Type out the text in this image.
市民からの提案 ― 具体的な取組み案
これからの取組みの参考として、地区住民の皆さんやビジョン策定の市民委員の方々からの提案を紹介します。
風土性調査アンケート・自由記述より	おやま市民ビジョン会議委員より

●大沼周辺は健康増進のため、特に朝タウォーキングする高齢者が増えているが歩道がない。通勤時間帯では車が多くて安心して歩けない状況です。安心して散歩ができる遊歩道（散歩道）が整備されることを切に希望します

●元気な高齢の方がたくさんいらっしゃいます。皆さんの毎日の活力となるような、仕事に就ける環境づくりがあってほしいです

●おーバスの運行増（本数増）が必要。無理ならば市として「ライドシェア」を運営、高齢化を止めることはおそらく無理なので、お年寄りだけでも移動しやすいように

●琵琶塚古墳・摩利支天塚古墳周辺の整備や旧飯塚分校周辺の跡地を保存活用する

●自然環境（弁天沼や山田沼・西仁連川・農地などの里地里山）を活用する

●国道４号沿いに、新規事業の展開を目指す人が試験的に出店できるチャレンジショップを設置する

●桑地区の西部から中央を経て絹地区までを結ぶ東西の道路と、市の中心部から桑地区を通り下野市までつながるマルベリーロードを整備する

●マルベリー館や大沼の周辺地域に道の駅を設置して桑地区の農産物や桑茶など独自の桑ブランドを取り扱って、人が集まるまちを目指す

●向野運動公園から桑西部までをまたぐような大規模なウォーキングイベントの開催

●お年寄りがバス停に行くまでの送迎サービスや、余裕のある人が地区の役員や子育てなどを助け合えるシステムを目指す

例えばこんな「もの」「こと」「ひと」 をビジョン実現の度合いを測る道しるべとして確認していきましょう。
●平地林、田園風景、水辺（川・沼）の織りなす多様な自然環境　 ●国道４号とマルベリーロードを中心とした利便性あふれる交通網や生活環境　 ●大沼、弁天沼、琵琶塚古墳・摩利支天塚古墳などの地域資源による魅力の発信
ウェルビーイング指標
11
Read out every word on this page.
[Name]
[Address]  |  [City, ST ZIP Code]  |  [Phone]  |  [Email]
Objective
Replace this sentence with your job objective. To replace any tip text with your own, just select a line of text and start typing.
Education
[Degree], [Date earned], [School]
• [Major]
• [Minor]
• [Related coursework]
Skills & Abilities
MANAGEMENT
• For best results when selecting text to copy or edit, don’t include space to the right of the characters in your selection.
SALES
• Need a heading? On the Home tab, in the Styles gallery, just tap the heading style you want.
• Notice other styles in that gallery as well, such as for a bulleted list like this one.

###

▶ SHORT PROBLEM: Collect each line of the entries that has the word "just", copying it in full.

▶ WRITTEN RESPONSE:
Replace this sentence with your job objective. To replace any tip text with your own, just select a line of text and start typing.
• Need a heading? On the Home tab, in the Styles gallery, just tap the heading style you want.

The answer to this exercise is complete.